Exercise prompt -
Return each line containing "TradingView".

>> Begin Records shown

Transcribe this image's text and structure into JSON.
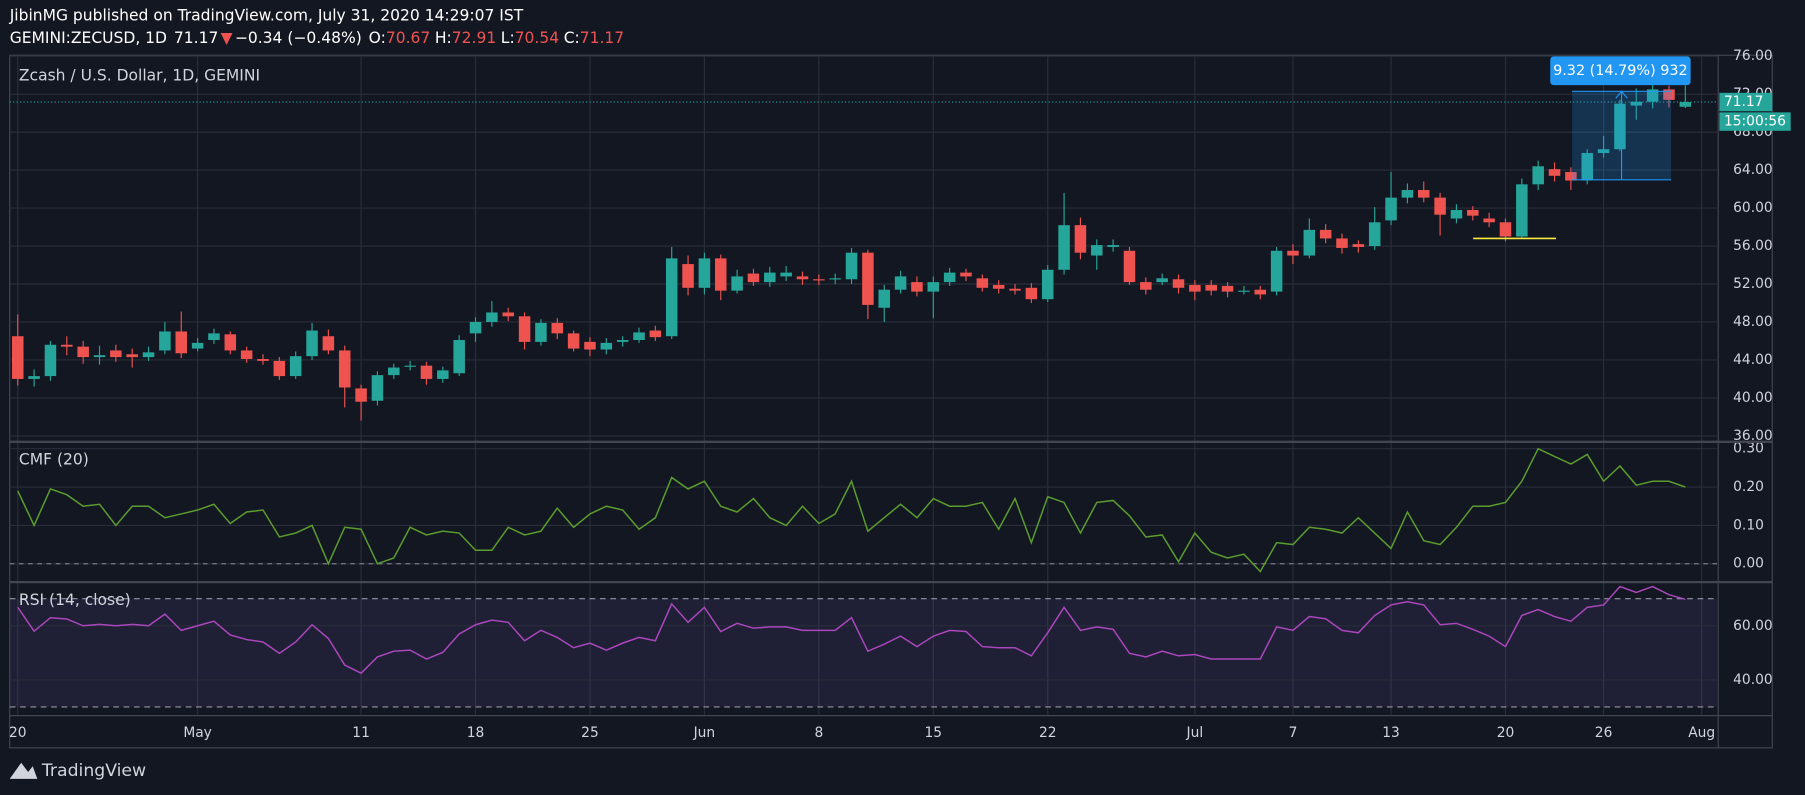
{
  "header": {
    "publisher": "JibinMG published on TradingView.com, July 31, 2020 14:29:07 IST",
    "symbol": "GEMINI:ZECUSD, 1D",
    "direction": "▼",
    "change": "−0.34 (−0.48%)",
    "ohlc_labels": [
      "O:",
      "H:",
      "L:",
      "C:"
    ]
  },
  "footer": {
    "brand": "TradingView"
  },
  "chart_data": [
    {
      "type": "candlestick",
      "title": "Zcash / U.S. Dollar, 1D, GEMINI",
      "up_color": "#26a69a",
      "down_color": "#ef5350",
      "categories": [
        "20",
        null,
        null,
        null,
        null,
        null,
        null,
        null,
        null,
        null,
        null,
        "May",
        null,
        null,
        null,
        null,
        null,
        null,
        null,
        null,
        null,
        "11",
        null,
        null,
        null,
        null,
        null,
        null,
        "18",
        null,
        null,
        null,
        null,
        null,
        null,
        "25",
        null,
        null,
        null,
        null,
        null,
        null,
        "Jun",
        null,
        null,
        null,
        null,
        null,
        null,
        "8",
        null,
        null,
        null,
        null,
        null,
        null,
        "15",
        null,
        null,
        null,
        null,
        null,
        null,
        "22",
        null,
        null,
        null,
        null,
        null,
        null,
        null,
        null,
        "Jul",
        null,
        null,
        null,
        null,
        null,
        "7",
        null,
        null,
        null,
        null,
        null,
        "13",
        null,
        null,
        null,
        null,
        null,
        null,
        "20",
        null,
        null,
        null,
        null,
        null,
        "26",
        null,
        null,
        null,
        null,
        null,
        "Aug"
      ],
      "open": [
        46.5,
        42.0,
        42.3,
        45.6,
        45.4,
        44.3,
        45.0,
        44.6,
        44.3,
        45.0,
        47.0,
        45.2,
        46.1,
        46.7,
        45.0,
        44.1,
        43.9,
        42.3,
        44.4,
        46.5,
        45.0,
        41.0,
        39.7,
        42.4,
        43.3,
        43.4,
        42.0,
        42.6,
        46.8,
        48.0,
        49.0,
        48.6,
        45.9,
        47.9,
        46.8,
        45.9,
        45.1,
        45.9,
        46.1,
        47.1,
        46.5,
        54.1,
        51.6,
        54.7,
        51.3,
        53.1,
        52.2,
        52.8,
        52.8,
        52.5,
        52.5,
        52.5,
        55.3,
        49.5,
        51.4,
        52.2,
        51.2,
        52.2,
        53.2,
        52.6,
        51.9,
        51.5,
        51.6,
        50.4,
        53.5,
        58.2,
        55.0,
        55.9,
        55.5,
        52.2,
        52.2,
        52.5,
        51.9,
        51.9,
        51.8,
        51.2,
        51.4,
        51.2,
        55.5,
        55.0,
        57.7,
        56.8,
        56.2,
        56.0,
        58.7,
        61.1,
        61.9,
        61.1,
        58.9,
        59.8,
        58.9,
        58.5,
        57.0,
        62.5,
        64.1,
        63.8,
        62.9,
        65.8,
        66.2,
        70.8,
        71.2,
        72.5,
        70.67,
        null
      ],
      "high": [
        48.8,
        43.0,
        46.0,
        46.5,
        46.0,
        45.5,
        45.6,
        45.2,
        45.4,
        48.0,
        49.1,
        46.3,
        47.3,
        47.0,
        45.4,
        44.6,
        44.3,
        44.9,
        47.9,
        47.2,
        45.5,
        41.4,
        42.8,
        43.6,
        43.9,
        43.8,
        43.3,
        46.6,
        48.5,
        50.2,
        49.5,
        49.0,
        48.3,
        48.4,
        47.1,
        46.4,
        46.3,
        46.5,
        47.4,
        47.6,
        55.9,
        55.0,
        55.3,
        55.1,
        53.5,
        53.6,
        53.8,
        53.9,
        53.3,
        53.0,
        53.1,
        55.8,
        55.6,
        51.9,
        53.4,
        52.8,
        52.8,
        53.7,
        53.6,
        53.0,
        52.4,
        52.0,
        52.1,
        54.0,
        61.6,
        59.0,
        56.7,
        56.7,
        55.9,
        52.7,
        53.1,
        53.0,
        52.4,
        52.4,
        52.2,
        51.8,
        51.8,
        55.9,
        56.2,
        58.9,
        58.3,
        57.3,
        56.6,
        60.1,
        63.8,
        62.6,
        62.8,
        61.6,
        60.4,
        60.2,
        59.5,
        58.9,
        63.1,
        65.0,
        64.8,
        64.3,
        66.2,
        67.6,
        71.4,
        72.6,
        73.7,
        72.9,
        72.91,
        null
      ],
      "low": [
        41.3,
        41.2,
        41.8,
        44.5,
        43.6,
        43.5,
        43.8,
        43.2,
        43.9,
        44.6,
        44.2,
        44.9,
        45.7,
        44.6,
        43.7,
        43.5,
        41.9,
        42.0,
        44.0,
        44.6,
        39.0,
        37.6,
        39.2,
        42.0,
        42.9,
        41.4,
        41.6,
        42.3,
        45.9,
        47.5,
        48.1,
        45.1,
        45.5,
        46.2,
        44.9,
        44.4,
        44.6,
        45.4,
        45.8,
        46.0,
        46.2,
        50.8,
        50.9,
        50.3,
        51.0,
        51.8,
        51.7,
        52.3,
        51.9,
        51.9,
        52.0,
        52.0,
        48.3,
        48.0,
        51.0,
        50.7,
        48.4,
        51.8,
        52.3,
        51.2,
        51.0,
        50.9,
        50.0,
        50.1,
        53.0,
        54.6,
        53.5,
        55.4,
        51.9,
        50.9,
        51.9,
        51.0,
        50.3,
        50.8,
        50.6,
        50.9,
        50.4,
        50.8,
        54.1,
        54.7,
        56.3,
        55.2,
        55.3,
        55.6,
        58.2,
        60.5,
        60.6,
        57.1,
        58.4,
        58.7,
        58.0,
        56.5,
        56.8,
        61.9,
        62.8,
        61.9,
        62.5,
        65.3,
        66.0,
        69.3,
        70.5,
        70.6,
        70.54,
        null
      ],
      "close": [
        42.0,
        42.3,
        45.6,
        45.4,
        44.3,
        44.5,
        44.3,
        44.3,
        44.8,
        47.0,
        44.7,
        45.8,
        46.8,
        45.0,
        44.1,
        43.9,
        42.3,
        44.4,
        47.1,
        45.0,
        41.1,
        39.6,
        42.4,
        43.2,
        43.4,
        42.0,
        42.9,
        46.1,
        48.0,
        49.0,
        48.6,
        45.9,
        47.9,
        46.8,
        45.2,
        45.1,
        45.8,
        46.1,
        46.9,
        46.4,
        54.7,
        51.6,
        54.7,
        51.3,
        52.8,
        52.2,
        53.2,
        53.2,
        52.5,
        52.4,
        52.6,
        55.3,
        49.8,
        51.4,
        52.8,
        51.2,
        52.2,
        53.2,
        52.8,
        51.6,
        51.5,
        51.3,
        50.4,
        53.5,
        58.2,
        55.3,
        56.1,
        56.1,
        52.2,
        51.4,
        52.6,
        51.6,
        51.2,
        51.3,
        51.2,
        51.3,
        50.9,
        55.5,
        55.0,
        57.7,
        56.8,
        55.8,
        55.9,
        58.5,
        61.1,
        61.9,
        61.1,
        59.3,
        59.8,
        59.2,
        58.5,
        57.0,
        62.5,
        64.4,
        63.4,
        62.9,
        65.8,
        66.2,
        71.0,
        71.2,
        72.5,
        71.4,
        71.17,
        null
      ],
      "ylim": [
        35.5,
        76.1
      ],
      "yticks": [
        {
          "value": 36,
          "label": "36.00"
        },
        {
          "value": 40,
          "label": "40.00"
        },
        {
          "value": 44,
          "label": "44.00"
        },
        {
          "value": 48,
          "label": "48.00"
        },
        {
          "value": 52,
          "label": "52.00"
        },
        {
          "value": 56,
          "label": "56.00"
        },
        {
          "value": 60,
          "label": "60.00"
        },
        {
          "value": 64,
          "label": "64.00"
        },
        {
          "value": 68,
          "label": "68.00"
        },
        {
          "value": 72,
          "label": "72.00"
        },
        {
          "value": 76,
          "label": "76.00"
        }
      ],
      "grid": true,
      "countdown": "15:00:56",
      "measure": {
        "label": "9.32 (14.79%) 932",
        "low": 62.98,
        "high": 72.3,
        "color": "#2196f3"
      },
      "support": {
        "value": 56.8,
        "color": "#ffeb3b"
      }
    },
    {
      "type": "line",
      "title": "CMF (20)",
      "color": "#5b9c2e",
      "values": [
        0.19,
        0.1,
        0.195,
        0.18,
        0.15,
        0.155,
        0.1,
        0.15,
        0.15,
        0.12,
        0.13,
        0.14,
        0.155,
        0.105,
        0.135,
        0.14,
        0.07,
        0.08,
        0.1,
        0.0,
        0.095,
        0.09,
        0.0,
        0.015,
        0.095,
        0.075,
        0.085,
        0.08,
        0.035,
        0.035,
        0.095,
        0.075,
        0.085,
        0.145,
        0.095,
        0.13,
        0.15,
        0.14,
        0.09,
        0.12,
        0.225,
        0.195,
        0.215,
        0.15,
        0.135,
        0.17,
        0.12,
        0.1,
        0.15,
        0.105,
        0.13,
        0.215,
        0.085,
        0.12,
        0.155,
        0.12,
        0.17,
        0.15,
        0.15,
        0.16,
        0.09,
        0.17,
        0.055,
        0.175,
        0.16,
        0.08,
        0.16,
        0.165,
        0.125,
        0.07,
        0.075,
        0.005,
        0.08,
        0.03,
        0.015,
        0.025,
        -0.02,
        0.055,
        0.05,
        0.095,
        0.09,
        0.08,
        0.12,
        0.08,
        0.04,
        0.135,
        0.06,
        0.05,
        0.095,
        0.15,
        0.15,
        0.16,
        0.215,
        0.3,
        0.28,
        0.26,
        0.285,
        0.215,
        0.255,
        0.205,
        0.215,
        0.215,
        0.2,
        null
      ],
      "ylim": [
        -0.045,
        0.315
      ],
      "yticks": [
        {
          "value": 0,
          "label": "0.00"
        },
        {
          "value": 0.1,
          "label": "0.10"
        },
        {
          "value": 0.2,
          "label": "0.20"
        },
        {
          "value": 0.3,
          "label": "0.30"
        }
      ],
      "grid": true,
      "baseline": 0
    },
    {
      "type": "line",
      "title": "RSI (14, close)",
      "color": "#ab47bc",
      "values": [
        66.8,
        58.0,
        63.0,
        62.5,
        60.0,
        60.5,
        60.0,
        60.5,
        60.0,
        64.3,
        58.3,
        60.0,
        61.7,
        56.6,
        54.9,
        54.0,
        49.8,
        54.0,
        60.4,
        55.3,
        45.5,
        42.5,
        48.5,
        50.6,
        51.0,
        47.7,
        50.2,
        57.0,
        60.4,
        62.1,
        61.3,
        54.5,
        58.3,
        55.7,
        51.9,
        53.6,
        51.0,
        53.6,
        55.7,
        54.5,
        68.1,
        61.3,
        66.8,
        57.9,
        60.9,
        59.1,
        59.6,
        59.6,
        58.3,
        58.3,
        58.3,
        63.0,
        50.6,
        53.2,
        56.2,
        52.3,
        56.2,
        58.3,
        57.9,
        52.3,
        51.9,
        51.9,
        48.9,
        57.4,
        66.8,
        58.3,
        59.6,
        58.7,
        49.8,
        48.5,
        50.6,
        48.9,
        49.4,
        47.7,
        47.7,
        47.7,
        47.7,
        59.6,
        58.3,
        63.4,
        62.6,
        58.3,
        57.4,
        63.8,
        67.7,
        68.9,
        67.7,
        60.4,
        60.9,
        58.7,
        56.2,
        52.3,
        63.8,
        66.0,
        63.4,
        61.7,
        66.8,
        67.7,
        74.5,
        72.3,
        74.5,
        71.5,
        69.8,
        null
      ],
      "ylim": [
        26.8,
        75.7
      ],
      "yticks": [
        {
          "value": 40,
          "label": "40.00"
        },
        {
          "value": 60,
          "label": "60.00"
        }
      ],
      "grid": true,
      "band": [
        30,
        70
      ],
      "band_color": "#7e57c2"
    }
  ]
}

>> End Records shown

Written answer -
    "publisher": "JibinMG published on TradingView.com, July 31, 2020 14:29:07 IST",
    "brand": "TradingView"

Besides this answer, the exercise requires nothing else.